WORK INSTRUCTIONS
Images are excluded; otherwise, output every record exactly.

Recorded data
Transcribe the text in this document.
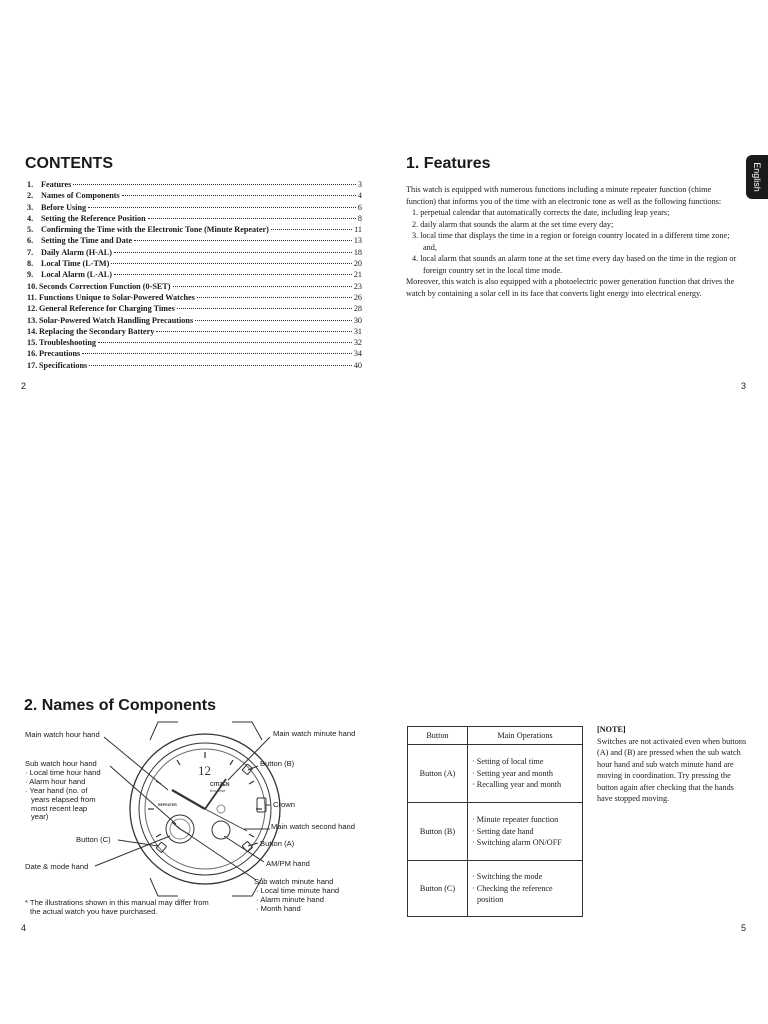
CONTENTS
1. Features	3
2. Names of Components	4
3. Before Using	6
4. Setting the Reference Position	8
5. Confirming the Time with the Electronic Tone (Minute Repeater)	11
6. Setting the Time and Date	13
7. Daily Alarm (H-AL)	18
8. Local Time (L-TM)	20
9. Local Alarm (L-AL)	21
10. Seconds Correction Function (0-SET)	23
11. Functions Unique to Solar-Powered Watches	26
12. General Reference for Charging Times	28
13. Solar-Powered Watch Handling Precautions	30
14. Replacing the Secondary Battery	31
15. Troubleshooting	32
16. Precautions	34
17. Specifications	40
2
1. Features	English

This watch is equipped with numerous functions including a minute repeater function (chime function) that informs you of the time with an electronic tone as well as the following functions:

1. perpetual calendar that automatically corrects the date, including leap years;
2. daily alarm that sounds the alarm at the set time every day;
3. local time that displays the time in a region or foreign country located in a different time zone; and,
4. local alarm that sounds an alarm tone at the set time every day based on the time in the region or foreign country set in the local time mode.

Moreover, this watch is also equipped with a photoelectric power generation function that drives the watch by containing a solar cell in its face that converts light energy into electrical energy.

3
2. Names of Components
12
CITIZEN
Eco-Drive
REPEATER
Main watch hour hand
Sub watch hour hand
· Local time hour hand
· Alarm hour hand
· Year hand (no. of
years elapsed from
most recent leap
year)
Button (C)
Date & mode hand
Main watch minute hand
Button (B)
Crown
Main watch second hand
Button (A)
AM/PM hand
Sub watch minute hand
· Local time minute hand
· Alarm minute hand
· Month hand
* The illustrations shown in this manual may differ from
the actual watch you have purchased.
4
Button	Main Operations
Button (A)	· Setting of local time
· Setting year and month
· Recalling year and month

Button (B)	· Minute repeater function
· Setting date hand
· Switching alarm ON/OFF

Button (C)	· Switching the mode
· Checking the reference
position
[NOTE]
Switches are not activated even when buttons (A) and (B) are pressed when the sub watch hour hand and sub watch minute hand are moving in coordination. Try pressing the button again after checking that the hands have stopped moving.
5
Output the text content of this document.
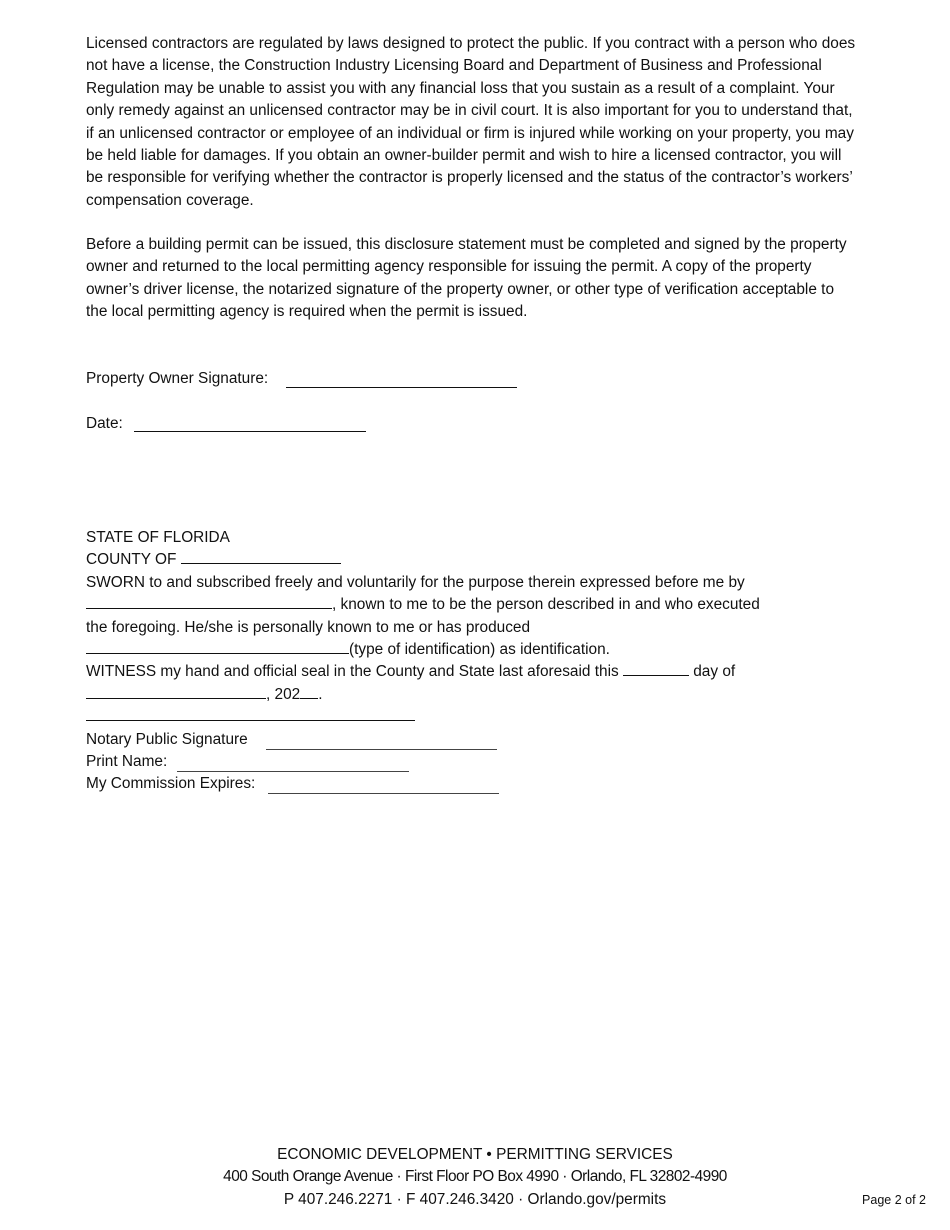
Licensed contractors are regulated by laws designed to protect the public. If you contract with a person who does not have a license, the Construction Industry Licensing Board and Department of Business and Professional Regulation may be unable to assist you with any financial loss that you sustain as a result of a complaint. Your only remedy against an unlicensed contractor may be in civil court. It is also important for you to understand that, if an unlicensed contractor or employee of an individual or firm is injured while working on your property, you may be held liable for damages. If you obtain an owner-builder permit and wish to hire a licensed contractor, you will be responsible for verifying whether the contractor is properly licensed and the status of the contractor’s workers’ compensation coverage.

Before a building permit can be issued, this disclosure statement must be completed and signed by the property owner and returned to the local permitting agency responsible for issuing the permit. A copy of the property owner’s driver license, the notarized signature of the property owner, or other type of verification acceptable to the local permitting agency is required when the permit is issued.

Property Owner Signature:
Date:
STATE OF FLORIDA
COUNTY OF
SWORN to and subscribed freely and voluntarily for the purpose therein expressed before me by
, known to me to be the person described in and who executed
the foregoing. He/she is personally known to me or has produced
(type of identification) as identification.
WITNESS my hand and official seal in the County and State last aforesaid this	day of
, 202 .
Notary Public Signature
Print Name:
My Commission Expires:
ECONOMIC DEVELOPMENT • PERMITTING SERVICES
400 South Orange Avenue · First Floor PO Box 4990 · Orlando, FL 32802-4990
P 407.246.2271 · F 407.246.3420 · Orlando.gov/permits	Page 2 of 2
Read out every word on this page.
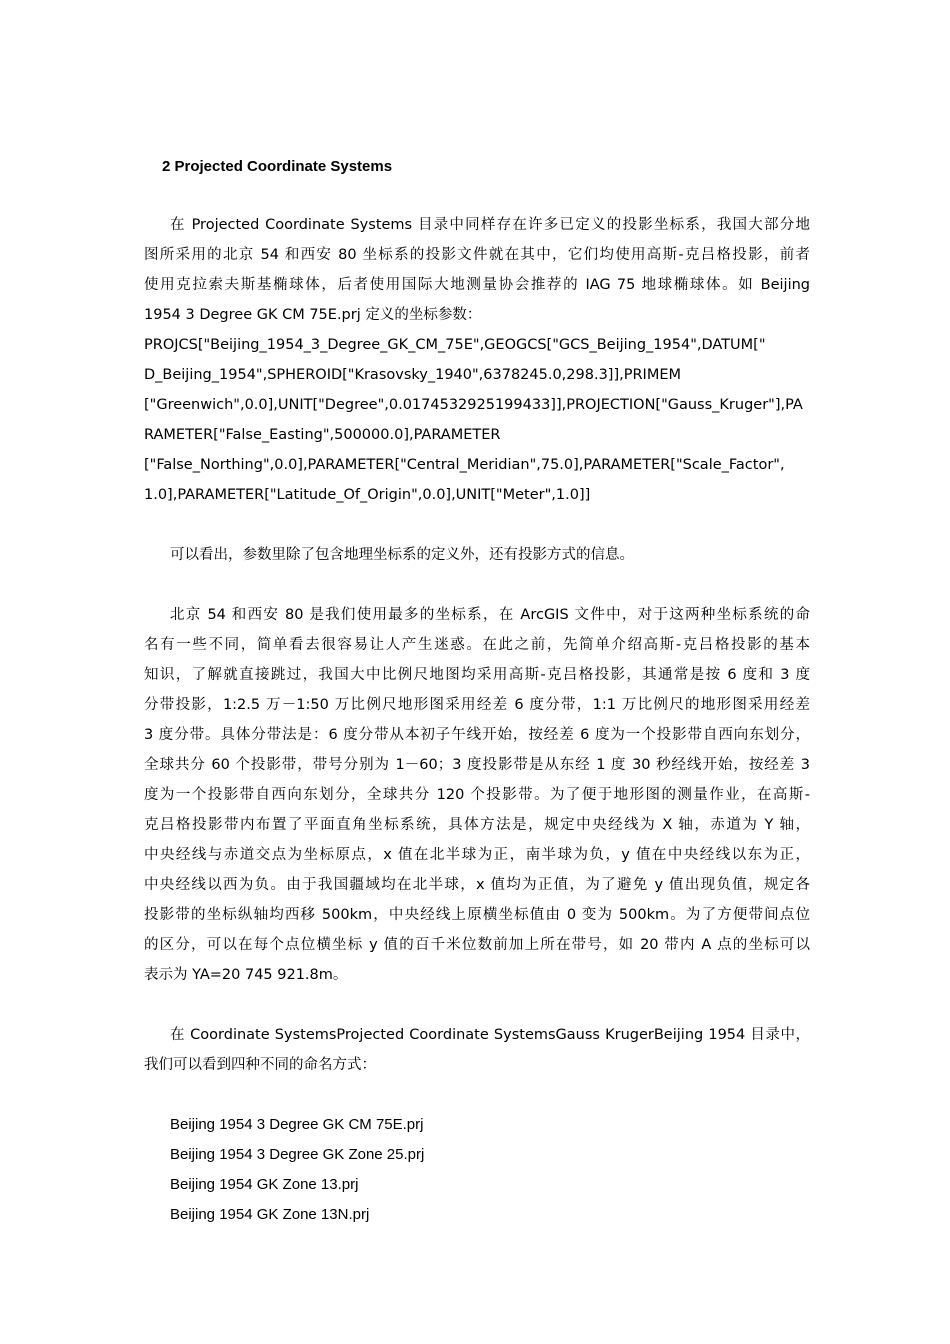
2 Projected Coordinate Systems
在 Projected Coordinate Systems 目录中同样存在许多已定义的投影坐标系，我国大部分地
图所采用的北京 54 和西安 80 坐标系的投影文件就在其中，它们均使用高斯-克吕格投影，前者
使用克拉索夫斯基椭球体，后者使用国际大地测量协会推荐的 IAG 75 地球椭球体。如 Beijing
1954 3 Degree GK CM 75E.prj 定义的坐标参数：
PROJCS["Beijing_1954_3_Degree_GK_CM_75E",GEOGCS["GCS_Beijing_1954",DATUM["
D_Beijing_1954",SPHEROID["Krasovsky_1940",6378245.0,298.3]],PRIMEM
["Greenwich",0.0],UNIT["Degree",0.0174532925199433]],PROJECTION["Gauss_Kruger"],PA
RAMETER["False_Easting",500000.0],PARAMETER
["False_Northing",0.0],PARAMETER["Central_Meridian",75.0],PARAMETER["Scale_Factor",
1.0],PARAMETER["Latitude_Of_Origin",0.0],UNIT["Meter",1.0]]
可以看出，参数里除了包含地理坐标系的定义外，还有投影方式的信息。
北京 54 和西安 80 是我们使用最多的坐标系，在 ArcGIS 文件中，对于这两种坐标系统的命
名有一些不同，简单看去很容易让人产生迷惑。在此之前，先简单介绍高斯-克吕格投影的基本
知识，了解就直接跳过，我国大中比例尺地图均采用高斯-克吕格投影，其通常是按 6 度和 3 度
分带投影，1:2.5 万－1:50 万比例尺地形图采用经差 6 度分带，1:1 万比例尺的地形图采用经差
3 度分带。具体分带法是：6 度分带从本初子午线开始，按经差 6 度为一个投影带自西向东划分，
全球共分 60 个投影带，带号分别为 1－60；3 度投影带是从东经 1 度 30 秒经线开始，按经差 3
度为一个投影带自西向东划分，全球共分 120 个投影带。为了便于地形图的测量作业，在高斯-
克吕格投影带内布置了平面直角坐标系统，具体方法是，规定中央经线为 X 轴，赤道为 Y 轴，
中央经线与赤道交点为坐标原点，x 值在北半球为正，南半球为负，y 值在中央经线以东为正，
中央经线以西为负。由于我国疆域均在北半球，x 值均为正值，为了避免 y 值出现负值，规定各
投影带的坐标纵轴均西移 500km，中央经线上原横坐标值由 0 变为 500km。为了方便带间点位
的区分，可以在每个点位横坐标 y 值的百千米位数前加上所在带号，如 20 带内 A 点的坐标可以
表示为 YA=20 745 921.8m。
在 Coordinate SystemsProjected Coordinate SystemsGauss KrugerBeijing 1954 目录中，
我们可以看到四种不同的命名方式：
Beijing 1954 3 Degree GK CM 75E.prj
Beijing 1954 3 Degree GK Zone 25.prj
Beijing 1954 GK Zone 13.prj
Beijing 1954 GK Zone 13N.prj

REPLY
Transcribe the text in this document.
CONTENTS
1. Features	3
2. Names of Components	4
3. Before Using	6
4. Setting the Reference Position	8
5. Confirming the Time with the Electronic Tone (Minute Repeater)	11
6. Setting the Time and Date	13
7. Daily Alarm (H-AL)	18
8. Local Time (L-TM)	20
9. Local Alarm (L-AL)	21
10. Seconds Correction Function (0-SET)	23
11. Functions Unique to Solar-Powered Watches	26
12. General Reference for Charging Times	28
13. Solar-Powered Watch Handling Precautions	30
14. Replacing the Secondary Battery	31
15. Troubleshooting	32
16. Precautions	34
17. Specifications	40
2
1. Features	English

This watch is equipped with numerous functions including a minute repeater function (chime function) that informs you of the time with an electronic tone as well as the following functions:

1. perpetual calendar that automatically corrects the date, including leap years;
2. daily alarm that sounds the alarm at the set time every day;
3. local time that displays the time in a region or foreign country located in a different time zone; and,
4. local alarm that sounds an alarm tone at the set time every day based on the time in the region or foreign country set in the local time mode.

Moreover, this watch is also equipped with a photoelectric power generation function that drives the watch by containing a solar cell in its face that converts light energy into electrical energy.

3
2. Names of Components
12
CITIZEN
Eco-Drive
REPEATER
Main watch hour hand
Sub watch hour hand
· Local time hour hand
· Alarm hour hand
· Year hand (no. of
years elapsed from
most recent leap
year)
Button (C)
Date & mode hand
Main watch minute hand
Button (B)
Crown
Main watch second hand
Button (A)
AM/PM hand
Sub watch minute hand
· Local time minute hand
· Alarm minute hand
· Month hand
* The illustrations shown in this manual may differ from
the actual watch you have purchased.
4
Button	Main Operations
Button (A)	· Setting of local time
· Setting year and month
· Recalling year and month

Button (B)	· Minute repeater function
· Setting date hand
· Switching alarm ON/OFF

Button (C)	· Switching the mode
· Checking the reference
position
[NOTE]
Switches are not activated even when buttons (A) and (B) are pressed when the sub watch hour hand and sub watch minute hand are moving in coordination. Try pressing the button again after checking that the hands have stopped moving.
5
Output the text content of this document.
Licensed contractors are regulated by laws designed to protect the public. If you contract with a person who does not have a license, the Construction Industry Licensing Board and Department of Business and Professional Regulation may be unable to assist you with any financial loss that you sustain as a result of a complaint. Your only remedy against an unlicensed contractor may be in civil court. It is also important for you to understand that, if an unlicensed contractor or employee of an individual or firm is injured while working on your property, you may be held liable for damages. If you obtain an owner-builder permit and wish to hire a licensed contractor, you will be responsible for verifying whether the contractor is properly licensed and the status of the contractor’s workers’ compensation coverage.

Before a building permit can be issued, this disclosure statement must be completed and signed by the property owner and returned to the local permitting agency responsible for issuing the permit. A copy of the property owner’s driver license, the notarized signature of the property owner, or other type of verification acceptable to the local permitting agency is required when the permit is issued.

Property Owner Signature:
Date:
STATE OF FLORIDA
COUNTY OF
SWORN to and subscribed freely and voluntarily for the purpose therein expressed before me by
, known to me to be the person described in and who executed
the foregoing. He/she is personally known to me or has produced
(type of identification) as identification.
WITNESS my hand and official seal in the County and State last aforesaid this	day of
, 202 .
Notary Public Signature
Print Name:
My Commission Expires:
ECONOMIC DEVELOPMENT • PERMITTING SERVICES
400 South Orange Avenue · First Floor PO Box 4990 · Orlando, FL 32802-4990
P 407.246.2271 · F 407.246.3420 · Orlando.gov/permits	Page 2 of 2
Read out every word on this page.
2 Projected Coordinate Systems
在 Projected Coordinate Systems 目录中同样存在许多已定义的投影坐标系，我国大部分地
图所采用的北京 54 和西安 80 坐标系的投影文件就在其中，它们均使用高斯-克吕格投影，前者
使用克拉索夫斯基椭球体，后者使用国际大地测量协会推荐的 IAG 75 地球椭球体。如 Beijing
1954 3 Degree GK CM 75E.prj 定义的坐标参数：
PROJCS["Beijing_1954_3_Degree_GK_CM_75E",GEOGCS["GCS_Beijing_1954",DATUM["
D_Beijing_1954",SPHEROID["Krasovsky_1940",6378245.0,298.3]],PRIMEM
["Greenwich",0.0],UNIT["Degree",0.0174532925199433]],PROJECTION["Gauss_Kruger"],PA
RAMETER["False_Easting",500000.0],PARAMETER
["False_Northing",0.0],PARAMETER["Central_Meridian",75.0],PARAMETER["Scale_Factor",
1.0],PARAMETER["Latitude_Of_Origin",0.0],UNIT["Meter",1.0]]
可以看出，参数里除了包含地理坐标系的定义外，还有投影方式的信息。
北京 54 和西安 80 是我们使用最多的坐标系，在 ArcGIS 文件中，对于这两种坐标系统的命
名有一些不同，简单看去很容易让人产生迷惑。在此之前，先简单介绍高斯-克吕格投影的基本
知识，了解就直接跳过，我国大中比例尺地图均采用高斯-克吕格投影，其通常是按 6 度和 3 度
分带投影，1:2.5 万－1:50 万比例尺地形图采用经差 6 度分带，1:1 万比例尺的地形图采用经差
3 度分带。具体分带法是：6 度分带从本初子午线开始，按经差 6 度为一个投影带自西向东划分，
全球共分 60 个投影带，带号分别为 1－60；3 度投影带是从东经 1 度 30 秒经线开始，按经差 3
度为一个投影带自西向东划分，全球共分 120 个投影带。为了便于地形图的测量作业，在高斯-
克吕格投影带内布置了平面直角坐标系统，具体方法是，规定中央经线为 X 轴，赤道为 Y 轴，
中央经线与赤道交点为坐标原点，x 值在北半球为正，南半球为负，y 值在中央经线以东为正，
中央经线以西为负。由于我国疆域均在北半球，x 值均为正值，为了避免 y 值出现负值，规定各
投影带的坐标纵轴均西移 500km，中央经线上原横坐标值由 0 变为 500km。为了方便带间点位
的区分，可以在每个点位横坐标 y 值的百千米位数前加上所在带号，如 20 带内 A 点的坐标可以
表示为 YA=20 745 921.8m。
在 Coordinate SystemsProjected Coordinate SystemsGauss KrugerBeijing 1954 目录中，
我们可以看到四种不同的命名方式：
Beijing 1954 3 Degree GK CM 75E.prj
Beijing 1954 3 Degree GK Zone 25.prj
Beijing 1954 GK Zone 13.prj
Beijing 1954 GK Zone 13N.prj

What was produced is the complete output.